(Exercise data)
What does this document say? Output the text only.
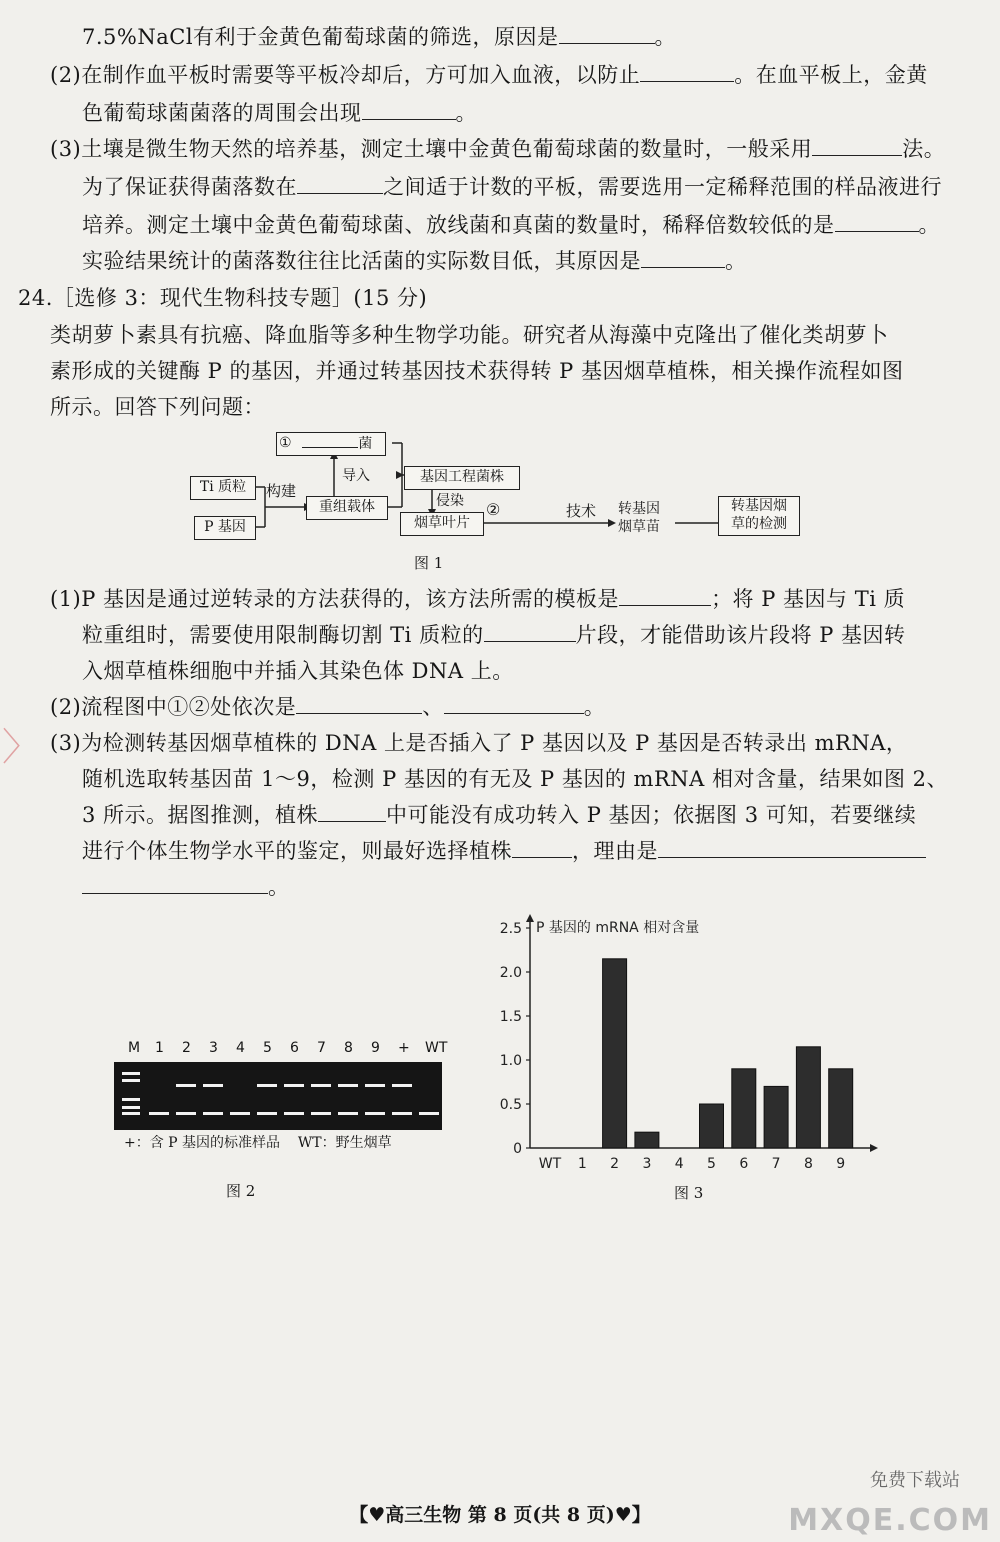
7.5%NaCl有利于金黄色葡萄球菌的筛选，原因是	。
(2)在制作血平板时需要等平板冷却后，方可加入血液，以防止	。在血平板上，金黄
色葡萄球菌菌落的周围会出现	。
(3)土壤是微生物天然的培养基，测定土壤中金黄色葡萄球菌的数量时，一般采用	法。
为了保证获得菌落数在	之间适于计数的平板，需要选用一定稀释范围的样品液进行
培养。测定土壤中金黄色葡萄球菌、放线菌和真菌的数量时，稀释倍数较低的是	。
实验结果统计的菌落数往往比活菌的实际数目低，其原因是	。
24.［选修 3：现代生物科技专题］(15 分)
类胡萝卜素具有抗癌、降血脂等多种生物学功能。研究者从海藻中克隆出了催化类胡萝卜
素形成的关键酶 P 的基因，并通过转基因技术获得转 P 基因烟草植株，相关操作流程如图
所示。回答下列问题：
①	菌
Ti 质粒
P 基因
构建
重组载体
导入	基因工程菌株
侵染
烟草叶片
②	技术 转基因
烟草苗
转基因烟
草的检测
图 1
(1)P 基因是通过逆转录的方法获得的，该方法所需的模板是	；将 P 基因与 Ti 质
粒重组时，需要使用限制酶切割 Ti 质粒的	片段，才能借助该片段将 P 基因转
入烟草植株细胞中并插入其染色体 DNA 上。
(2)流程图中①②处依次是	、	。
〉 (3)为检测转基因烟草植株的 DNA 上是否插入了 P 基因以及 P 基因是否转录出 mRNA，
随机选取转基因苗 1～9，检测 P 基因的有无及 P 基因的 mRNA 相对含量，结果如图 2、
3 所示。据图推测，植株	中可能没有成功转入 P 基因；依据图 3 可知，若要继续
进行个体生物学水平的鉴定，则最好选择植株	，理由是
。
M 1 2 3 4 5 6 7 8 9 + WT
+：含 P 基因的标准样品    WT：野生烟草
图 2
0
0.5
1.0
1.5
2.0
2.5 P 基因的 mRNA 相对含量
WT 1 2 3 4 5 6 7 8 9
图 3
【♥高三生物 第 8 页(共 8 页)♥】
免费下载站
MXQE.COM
(End Exercise data)
→ **Task to complete**
Repeat the data exactly as given. Keep every picture out of the copy.

→ **Output for this task**
What does this document say? Output the text only.
7.5%NaCl有利于金黄色葡萄球菌的筛选，原因是	。
(2)在制作血平板时需要等平板冷却后，方可加入血液，以防止	。在血平板上，金黄
色葡萄球菌菌落的周围会出现	。
(3)土壤是微生物天然的培养基，测定土壤中金黄色葡萄球菌的数量时，一般采用	法。
为了保证获得菌落数在	之间适于计数的平板，需要选用一定稀释范围的样品液进行
培养。测定土壤中金黄色葡萄球菌、放线菌和真菌的数量时，稀释倍数较低的是	。
实验结果统计的菌落数往往比活菌的实际数目低，其原因是	。
24.［选修 3：现代生物科技专题］(15 分)
类胡萝卜素具有抗癌、降血脂等多种生物学功能。研究者从海藻中克隆出了催化类胡萝卜
素形成的关键酶 P 的基因，并通过转基因技术获得转 P 基因烟草植株，相关操作流程如图
所示。回答下列问题：
①	菌
Ti 质粒
P 基因
构建
重组载体
导入	基因工程菌株
侵染
烟草叶片
②	技术 转基因
烟草苗
转基因烟
草的检测
图 1
(1)P 基因是通过逆转录的方法获得的，该方法所需的模板是	；将 P 基因与 Ti 质
粒重组时，需要使用限制酶切割 Ti 质粒的	片段，才能借助该片段将 P 基因转
入烟草植株细胞中并插入其染色体 DNA 上。
(2)流程图中①②处依次是	、	。
〉 (3)为检测转基因烟草植株的 DNA 上是否插入了 P 基因以及 P 基因是否转录出 mRNA，
随机选取转基因苗 1～9，检测 P 基因的有无及 P 基因的 mRNA 相对含量，结果如图 2、
3 所示。据图推测，植株	中可能没有成功转入 P 基因；依据图 3 可知，若要继续
进行个体生物学水平的鉴定，则最好选择植株	，理由是
。
M 1 2 3 4 5 6 7 8 9 + WT
+：含 P 基因的标准样品    WT：野生烟草
图 2
0
0.5
1.0
1.5
2.0
2.5 P 基因的 mRNA 相对含量
WT 1 2 3 4 5 6 7 8 9
图 3
【♥高三生物 第 8 页(共 8 页)♥】
免费下载站
MXQE.COM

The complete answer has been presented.